**Given exercise**
Echo every line of the records below exactly as it appears, but leave the pictures out of your answer.

**Task inputs**
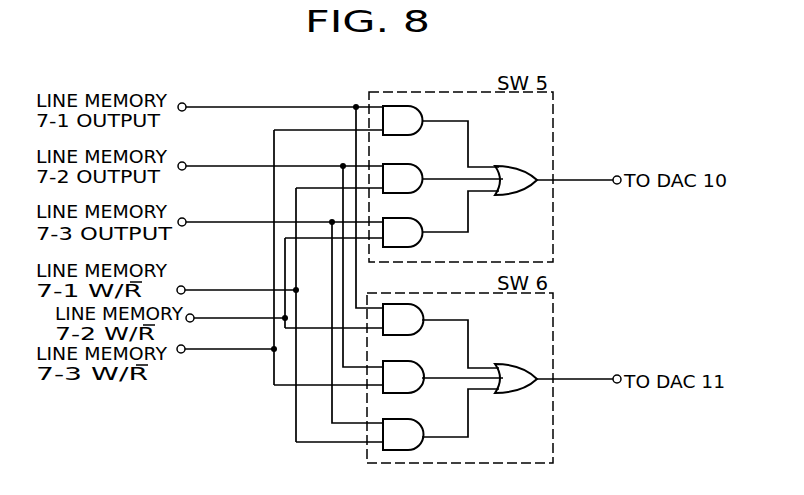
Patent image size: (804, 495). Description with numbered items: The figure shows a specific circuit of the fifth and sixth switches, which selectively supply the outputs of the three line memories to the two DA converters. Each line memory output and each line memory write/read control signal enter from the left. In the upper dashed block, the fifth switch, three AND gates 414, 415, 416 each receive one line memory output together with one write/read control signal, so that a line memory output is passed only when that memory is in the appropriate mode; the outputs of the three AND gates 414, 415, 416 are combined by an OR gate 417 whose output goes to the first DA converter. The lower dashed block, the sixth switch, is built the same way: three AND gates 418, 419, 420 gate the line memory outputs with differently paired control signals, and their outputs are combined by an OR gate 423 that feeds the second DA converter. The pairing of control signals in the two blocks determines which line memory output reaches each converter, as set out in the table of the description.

The AND gate 414 is at (424, 107).
The AND gate 415 is at (422, 166).
The AND gate 416 is at (422, 223).
The OR gate 417 is at (512, 165).
The AND gate 418 is at (424, 308).
The AND gate 419 is at (422, 367).
The AND gate 420 is at (422, 423).
The OR gate 423 is at (504, 364).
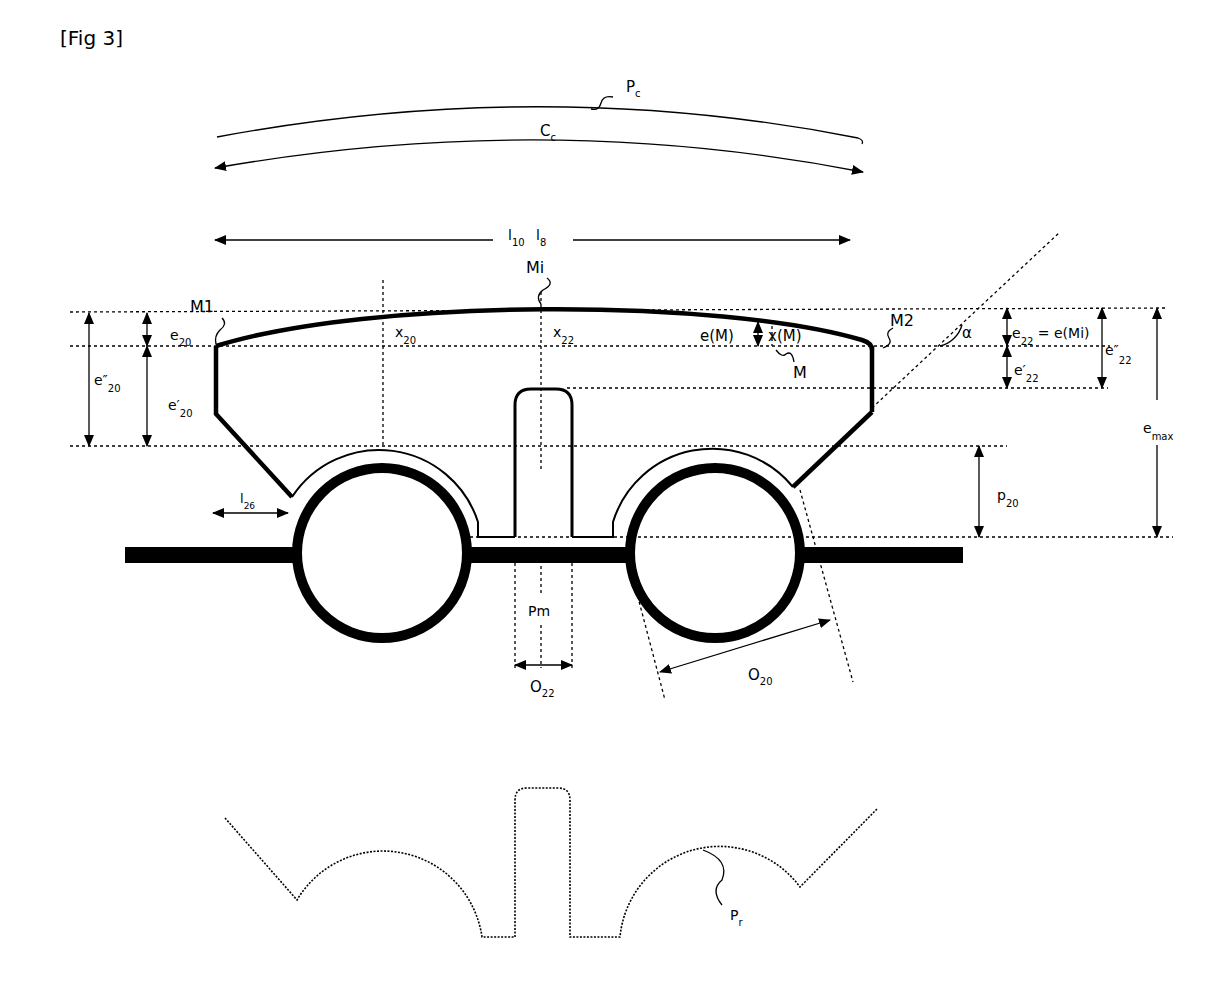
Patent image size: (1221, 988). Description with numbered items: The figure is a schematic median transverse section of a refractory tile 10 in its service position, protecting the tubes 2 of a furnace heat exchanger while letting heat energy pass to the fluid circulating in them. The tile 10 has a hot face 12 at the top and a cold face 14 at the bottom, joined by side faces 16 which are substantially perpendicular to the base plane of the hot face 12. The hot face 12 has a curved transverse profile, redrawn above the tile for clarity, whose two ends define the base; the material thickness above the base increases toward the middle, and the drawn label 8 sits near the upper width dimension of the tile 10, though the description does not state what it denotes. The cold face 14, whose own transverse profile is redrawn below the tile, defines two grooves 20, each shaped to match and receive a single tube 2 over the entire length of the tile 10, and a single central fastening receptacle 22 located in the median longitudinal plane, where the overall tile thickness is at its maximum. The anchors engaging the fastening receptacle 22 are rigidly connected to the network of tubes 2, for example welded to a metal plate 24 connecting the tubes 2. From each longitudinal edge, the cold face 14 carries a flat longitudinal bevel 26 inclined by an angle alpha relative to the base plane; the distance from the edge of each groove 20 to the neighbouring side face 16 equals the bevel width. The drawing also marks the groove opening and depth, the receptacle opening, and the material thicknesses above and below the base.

The tube 2 is at (310, 607).
The upper layer 8 is at (635, 347).
The tile 10 is at (870, 280).
The hot face 12 is at (272, 330).
The cold face 14 is at (505, 563).
The side face 16 is at (875, 378).
The groove 20 is at (307, 475).
The fastening receptacle 22 is at (553, 522).
The metal plate 24 is at (600, 563).
The longitudinal bevel 26 is at (820, 462).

**Solution to this problem**
Patent image size: (804, 495). Description with numbered items: The figure shows a specific circuit of the fifth and sixth switches, which selectively supply the outputs of the three line memories to the two DA converters. Each line memory output and each line memory write/read control signal enter from the left. In the upper dashed block, the fifth switch, three AND gates 414, 415, 416 each receive one line memory output together with one write/read control signal, so that a line memory output is passed only when that memory is in the appropriate mode; the outputs of the three AND gates 414, 415, 416 are combined by an OR gate 417 whose output goes to the first DA converter. The lower dashed block, the sixth switch, is built the same way: three AND gates 418, 419, 420 gate the line memory outputs with differently paired control signals, and their outputs are combined by an OR gate 423 that feeds the second DA converter. The pairing of control signals in the two blocks determines which line memory output reaches each converter, as set out in the table of the description.

The AND gate 414 is at (424, 107).
The AND gate 415 is at (422, 166).
The AND gate 416 is at (422, 223).
The OR gate 417 is at (512, 165).
The AND gate 418 is at (424, 308).
The AND gate 419 is at (422, 367).
The AND gate 420 is at (422, 423).
The OR gate 423 is at (504, 364).
Patent image size: (1221, 988). Description with numbered items: The figure is a schematic median transverse section of a refractory tile 10 in its service position, protecting the tubes 2 of a furnace heat exchanger while letting heat energy pass to the fluid circulating in them. The tile 10 has a hot face 12 at the top and a cold face 14 at the bottom, joined by side faces 16 which are substantially perpendicular to the base plane of the hot face 12. The hot face 12 has a curved transverse profile, redrawn above the tile for clarity, whose two ends define the base; the material thickness above the base increases toward the middle, and the drawn label 8 sits near the upper width dimension of the tile 10, though the description does not state what it denotes. The cold face 14, whose own transverse profile is redrawn below the tile, defines two grooves 20, each shaped to match and receive a single tube 2 over the entire length of the tile 10, and a single central fastening receptacle 22 located in the median longitudinal plane, where the overall tile thickness is at its maximum. The anchors engaging the fastening receptacle 22 are rigidly connected to the network of tubes 2, for example welded to a metal plate 24 connecting the tubes 2. From each longitudinal edge, the cold face 14 carries a flat longitudinal bevel 26 inclined by an angle alpha relative to the base plane; the distance from the edge of each groove 20 to the neighbouring side face 16 equals the bevel width. The drawing also marks the groove opening and depth, the receptacle opening, and the material thicknesses above and below the base.

The tube 2 is at (310, 607).
The upper layer 8 is at (635, 347).
The tile 10 is at (870, 280).
The hot face 12 is at (272, 330).
The cold face 14 is at (505, 563).
The side face 16 is at (875, 378).
The groove 20 is at (307, 475).
The fastening receptacle 22 is at (553, 522).
The metal plate 24 is at (600, 563).
The longitudinal bevel 26 is at (820, 462).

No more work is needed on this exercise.